Data entries for graphics:

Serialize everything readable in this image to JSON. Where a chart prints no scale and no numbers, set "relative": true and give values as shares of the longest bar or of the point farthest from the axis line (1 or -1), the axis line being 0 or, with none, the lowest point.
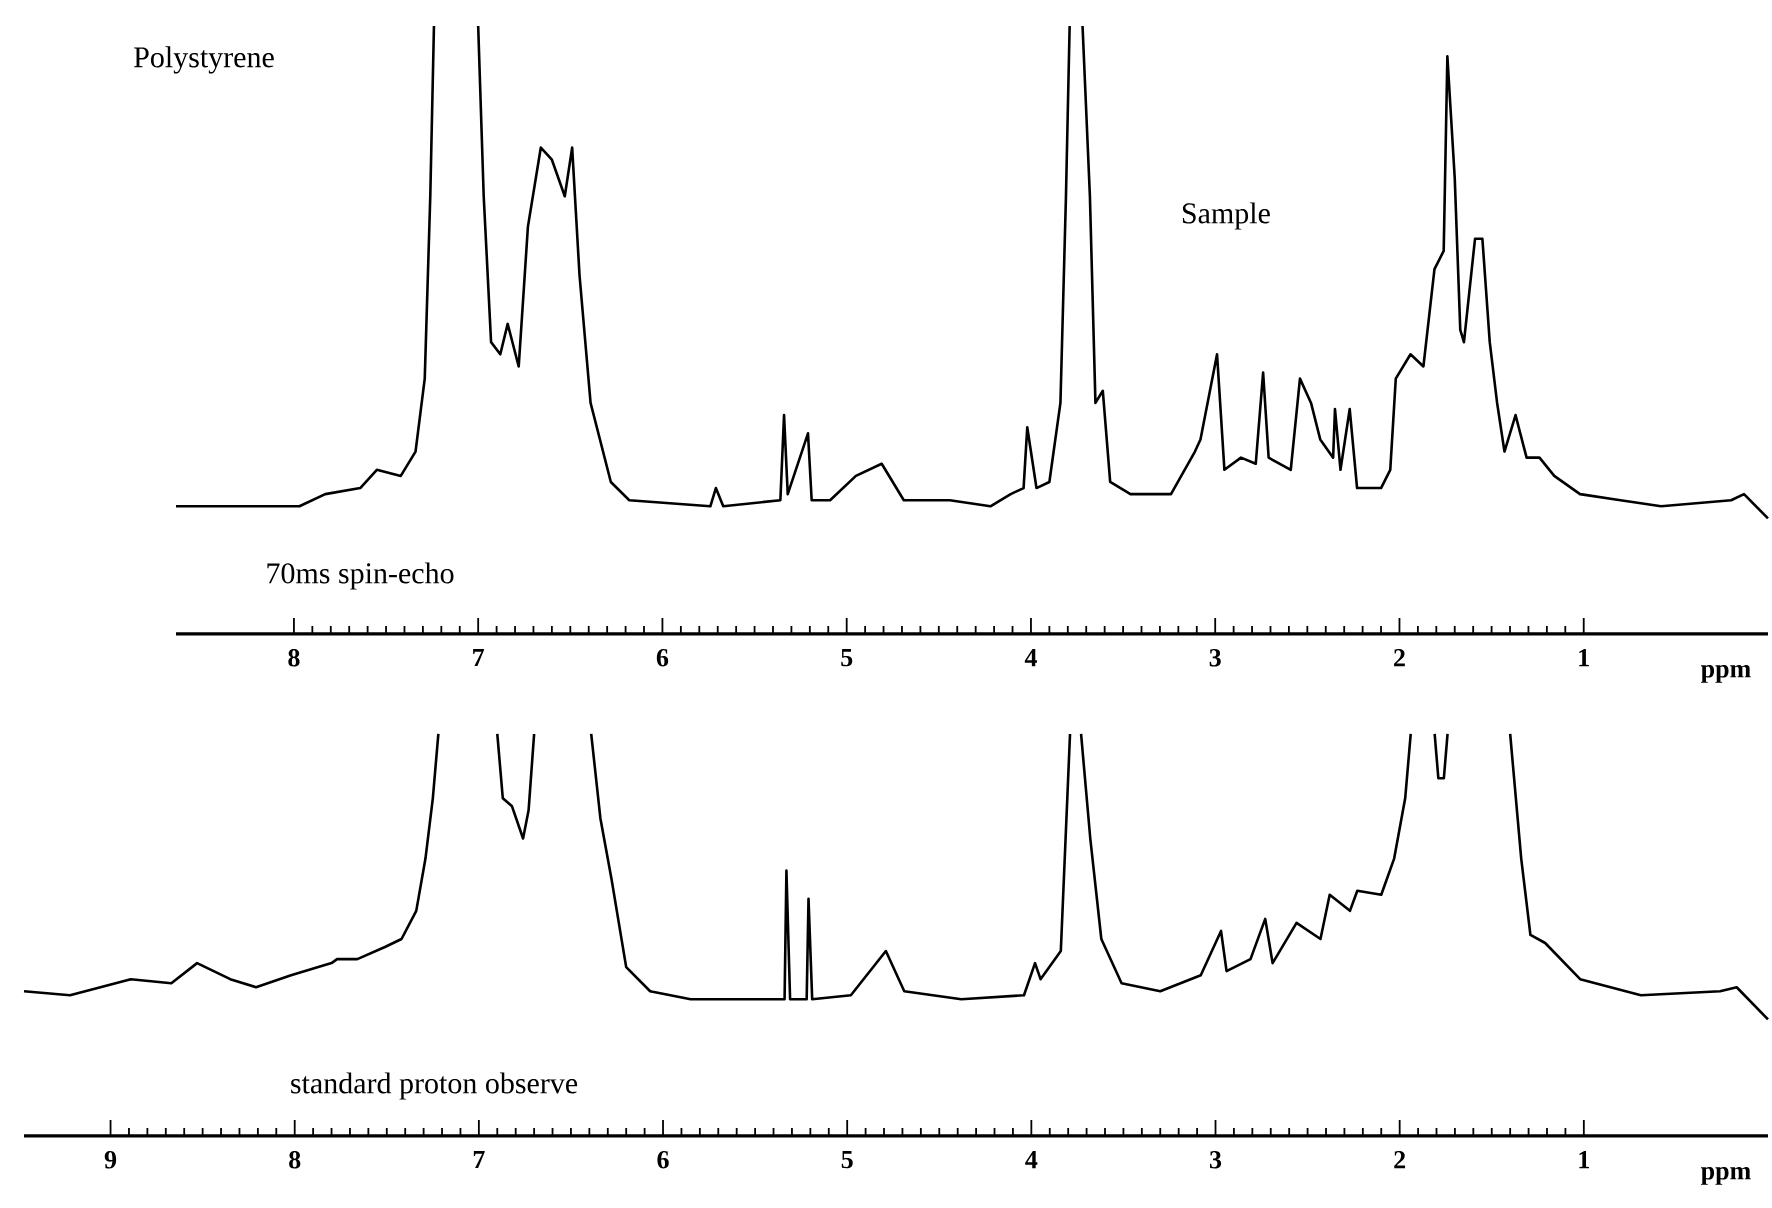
{
  "chart_data": [
    {
      "type": "line",
      "relative": true,
      "xlim": [
        8.64,
        0
      ],
      "xticks": [
        8,
        7,
        6,
        5,
        4,
        3,
        2,
        1
      ],
      "xlabel": "ppm",
      "annotations": [
        "Polystyrene",
        "Sample",
        "70ms spin-echo"
      ],
      "series": [
        {
          "color": "#000000",
          "x": [
            8.64,
            7.97,
            7.83,
            7.64,
            7.55,
            7.42,
            7.34,
            7.29,
            7.26,
            7.24,
            7.12,
            7.0,
            6.97,
            6.93,
            6.88,
            6.84,
            6.78,
            6.73,
            6.66,
            6.6,
            6.53,
            6.49,
            6.45,
            6.39,
            6.28,
            6.18,
            5.74,
            5.71,
            5.67,
            5.36,
            5.34,
            5.32,
            5.21,
            5.19,
            5.09,
            4.95,
            4.81,
            4.69,
            4.44,
            4.22,
            4.11,
            4.04,
            4.02,
            3.97,
            3.9,
            3.84,
            3.81,
            3.79,
            3.76,
            3.72,
            3.68,
            3.65,
            3.61,
            3.57,
            3.46,
            3.24,
            3.11,
            3.08,
            2.99,
            2.95,
            2.86,
            2.78,
            2.74,
            2.71,
            2.59,
            2.54,
            2.48,
            2.43,
            2.36,
            2.35,
            2.32,
            2.27,
            2.23,
            2.1,
            2.05,
            2.02,
            1.94,
            1.87,
            1.81,
            1.76,
            1.74,
            1.7,
            1.67,
            1.65,
            1.59,
            1.55,
            1.51,
            1.47,
            1.43,
            1.37,
            1.31,
            1.24,
            1.16,
            1.02,
            0.8,
            0.58,
            0.2,
            0.13,
            0.0
          ],
          "values": [
            0.21,
            0.21,
            0.23,
            0.24,
            0.27,
            0.26,
            0.3,
            0.42,
            0.72,
            1,
            null,
            1,
            0.72,
            0.48,
            0.46,
            0.51,
            0.44,
            0.67,
            0.8,
            0.78,
            0.72,
            0.8,
            0.59,
            0.38,
            0.25,
            0.22,
            0.21,
            0.24,
            0.21,
            0.22,
            0.36,
            0.23,
            0.33,
            0.22,
            0.22,
            0.26,
            0.28,
            0.22,
            0.22,
            0.21,
            0.23,
            0.24,
            0.34,
            0.24,
            0.25,
            0.38,
            0.72,
            1,
            null,
            1,
            0.72,
            0.38,
            0.4,
            0.25,
            0.23,
            0.23,
            0.3,
            0.32,
            0.46,
            0.27,
            0.29,
            0.28,
            0.43,
            0.29,
            0.27,
            0.42,
            0.38,
            0.32,
            0.29,
            0.37,
            0.27,
            0.37,
            0.24,
            0.24,
            0.27,
            0.42,
            0.46,
            0.44,
            0.6,
            0.63,
            0.95,
            0.75,
            0.5,
            0.48,
            0.65,
            0.65,
            0.48,
            0.38,
            0.3,
            0.36,
            0.29,
            0.29,
            0.26,
            0.23,
            0.22,
            0.21,
            0.22,
            0.23,
            0.19
          ]
        }
      ]
    },
    {
      "type": "line",
      "relative": true,
      "xlim": [
        9.47,
        0
      ],
      "xticks": [
        9,
        8,
        7,
        6,
        5,
        4,
        3,
        2,
        1
      ],
      "xlabel": "ppm",
      "annotations": [
        "standard proton observe"
      ],
      "series": [
        {
          "color": "#000000",
          "x": [
            9.47,
            9.22,
            8.89,
            8.67,
            8.53,
            8.35,
            8.21,
            8.02,
            7.8,
            7.77,
            7.66,
            7.51,
            7.42,
            7.34,
            7.29,
            7.25,
            7.22,
            7.1,
            6.9,
            6.87,
            6.82,
            6.76,
            6.73,
            6.7,
            6.55,
            6.39,
            6.34,
            6.28,
            6.2,
            6.07,
            5.85,
            5.58,
            5.34,
            5.33,
            5.31,
            5.22,
            5.21,
            5.19,
            4.98,
            4.79,
            4.69,
            4.38,
            4.04,
            3.98,
            3.95,
            3.84,
            3.79,
            3.76,
            3.73,
            3.68,
            3.62,
            3.51,
            3.3,
            3.08,
            2.97,
            2.94,
            2.81,
            2.73,
            2.69,
            2.56,
            2.43,
            2.38,
            2.27,
            2.23,
            2.1,
            2.03,
            1.97,
            1.94,
            1.88,
            1.81,
            1.79,
            1.76,
            1.74,
            1.58,
            1.4,
            1.34,
            1.29,
            1.21,
            1.02,
            0.69,
            0.26,
            0.17,
            0.0
          ],
          "values": [
            0.36,
            0.35,
            0.39,
            0.38,
            0.43,
            0.39,
            0.37,
            0.4,
            0.43,
            0.44,
            0.44,
            0.47,
            0.49,
            0.56,
            0.69,
            0.84,
            1,
            null,
            1,
            0.84,
            0.82,
            0.74,
            0.81,
            1,
            null,
            1,
            0.79,
            0.64,
            0.42,
            0.36,
            0.34,
            0.34,
            0.34,
            0.66,
            0.34,
            0.34,
            0.59,
            0.34,
            0.35,
            0.46,
            0.36,
            0.34,
            0.35,
            0.43,
            0.39,
            0.46,
            1,
            null,
            1,
            0.74,
            0.49,
            0.38,
            0.36,
            0.4,
            0.51,
            0.41,
            0.44,
            0.54,
            0.43,
            0.53,
            0.49,
            0.6,
            0.56,
            0.61,
            0.6,
            0.69,
            0.84,
            1,
            null,
            1,
            0.89,
            0.89,
            1,
            null,
            1,
            0.69,
            0.5,
            0.48,
            0.39,
            0.35,
            0.36,
            0.37,
            0.29
          ]
        }
      ]
    }
  ]
}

Exercise instructions: All records must be output exactly as they are, except for the pictures, which are left out.

Exercise output:
Serialize everything readable in this image to JSON. Where a chart prints no scale and no numbers, set "relative": true and give values as shares of the longest bar or of the point farthest from the axis line (1 or -1), the axis line being 0 or, with none, the lowest point.
{
  "chart_data": [
    {
      "type": "line",
      "relative": true,
      "xlim": [
        8.64,
        0
      ],
      "xticks": [
        8,
        7,
        6,
        5,
        4,
        3,
        2,
        1
      ],
      "xlabel": "ppm",
      "annotations": [
        "Polystyrene",
        "Sample",
        "70ms spin-echo"
      ],
      "series": [
        {
          "color": "#000000",
          "x": [
            8.64,
            7.97,
            7.83,
            7.64,
            7.55,
            7.42,
            7.34,
            7.29,
            7.26,
            7.24,
            7.12,
            7.0,
            6.97,
            6.93,
            6.88,
            6.84,
            6.78,
            6.73,
            6.66,
            6.6,
            6.53,
            6.49,
            6.45,
            6.39,
            6.28,
            6.18,
            5.74,
            5.71,
            5.67,
            5.36,
            5.34,
            5.32,
            5.21,
            5.19,
            5.09,
            4.95,
            4.81,
            4.69,
            4.44,
            4.22,
            4.11,
            4.04,
            4.02,
            3.97,
            3.9,
            3.84,
            3.81,
            3.79,
            3.76,
            3.72,
            3.68,
            3.65,
            3.61,
            3.57,
            3.46,
            3.24,
            3.11,
            3.08,
            2.99,
            2.95,
            2.86,
            2.78,
            2.74,
            2.71,
            2.59,
            2.54,
            2.48,
            2.43,
            2.36,
            2.35,
            2.32,
            2.27,
            2.23,
            2.1,
            2.05,
            2.02,
            1.94,
            1.87,
            1.81,
            1.76,
            1.74,
            1.7,
            1.67,
            1.65,
            1.59,
            1.55,
            1.51,
            1.47,
            1.43,
            1.37,
            1.31,
            1.24,
            1.16,
            1.02,
            0.8,
            0.58,
            0.2,
            0.13,
            0.0
          ],
          "values": [
            0.21,
            0.21,
            0.23,
            0.24,
            0.27,
            0.26,
            0.3,
            0.42,
            0.72,
            1,
            null,
            1,
            0.72,
            0.48,
            0.46,
            0.51,
            0.44,
            0.67,
            0.8,
            0.78,
            0.72,
            0.8,
            0.59,
            0.38,
            0.25,
            0.22,
            0.21,
            0.24,
            0.21,
            0.22,
            0.36,
            0.23,
            0.33,
            0.22,
            0.22,
            0.26,
            0.28,
            0.22,
            0.22,
            0.21,
            0.23,
            0.24,
            0.34,
            0.24,
            0.25,
            0.38,
            0.72,
            1,
            null,
            1,
            0.72,
            0.38,
            0.4,
            0.25,
            0.23,
            0.23,
            0.3,
            0.32,
            0.46,
            0.27,
            0.29,
            0.28,
            0.43,
            0.29,
            0.27,
            0.42,
            0.38,
            0.32,
            0.29,
            0.37,
            0.27,
            0.37,
            0.24,
            0.24,
            0.27,
            0.42,
            0.46,
            0.44,
            0.6,
            0.63,
            0.95,
            0.75,
            0.5,
            0.48,
            0.65,
            0.65,
            0.48,
            0.38,
            0.3,
            0.36,
            0.29,
            0.29,
            0.26,
            0.23,
            0.22,
            0.21,
            0.22,
            0.23,
            0.19
          ]
        }
      ]
    },
    {
      "type": "line",
      "relative": true,
      "xlim": [
        9.47,
        0
      ],
      "xticks": [
        9,
        8,
        7,
        6,
        5,
        4,
        3,
        2,
        1
      ],
      "xlabel": "ppm",
      "annotations": [
        "standard proton observe"
      ],
      "series": [
        {
          "color": "#000000",
          "x": [
            9.47,
            9.22,
            8.89,
            8.67,
            8.53,
            8.35,
            8.21,
            8.02,
            7.8,
            7.77,
            7.66,
            7.51,
            7.42,
            7.34,
            7.29,
            7.25,
            7.22,
            7.1,
            6.9,
            6.87,
            6.82,
            6.76,
            6.73,
            6.7,
            6.55,
            6.39,
            6.34,
            6.28,
            6.2,
            6.07,
            5.85,
            5.58,
            5.34,
            5.33,
            5.31,
            5.22,
            5.21,
            5.19,
            4.98,
            4.79,
            4.69,
            4.38,
            4.04,
            3.98,
            3.95,
            3.84,
            3.79,
            3.76,
            3.73,
            3.68,
            3.62,
            3.51,
            3.3,
            3.08,
            2.97,
            2.94,
            2.81,
            2.73,
            2.69,
            2.56,
            2.43,
            2.38,
            2.27,
            2.23,
            2.1,
            2.03,
            1.97,
            1.94,
            1.88,
            1.81,
            1.79,
            1.76,
            1.74,
            1.58,
            1.4,
            1.34,
            1.29,
            1.21,
            1.02,
            0.69,
            0.26,
            0.17,
            0.0
          ],
          "values": [
            0.36,
            0.35,
            0.39,
            0.38,
            0.43,
            0.39,
            0.37,
            0.4,
            0.43,
            0.44,
            0.44,
            0.47,
            0.49,
            0.56,
            0.69,
            0.84,
            1,
            null,
            1,
            0.84,
            0.82,
            0.74,
            0.81,
            1,
            null,
            1,
            0.79,
            0.64,
            0.42,
            0.36,
            0.34,
            0.34,
            0.34,
            0.66,
            0.34,
            0.34,
            0.59,
            0.34,
            0.35,
            0.46,
            0.36,
            0.34,
            0.35,
            0.43,
            0.39,
            0.46,
            1,
            null,
            1,
            0.74,
            0.49,
            0.38,
            0.36,
            0.4,
            0.51,
            0.41,
            0.44,
            0.54,
            0.43,
            0.53,
            0.49,
            0.6,
            0.56,
            0.61,
            0.6,
            0.69,
            0.84,
            1,
            null,
            1,
            0.89,
            0.89,
            1,
            null,
            1,
            0.69,
            0.5,
            0.48,
            0.39,
            0.35,
            0.36,
            0.37,
            0.29
          ]
        }
      ]
    }
  ]
}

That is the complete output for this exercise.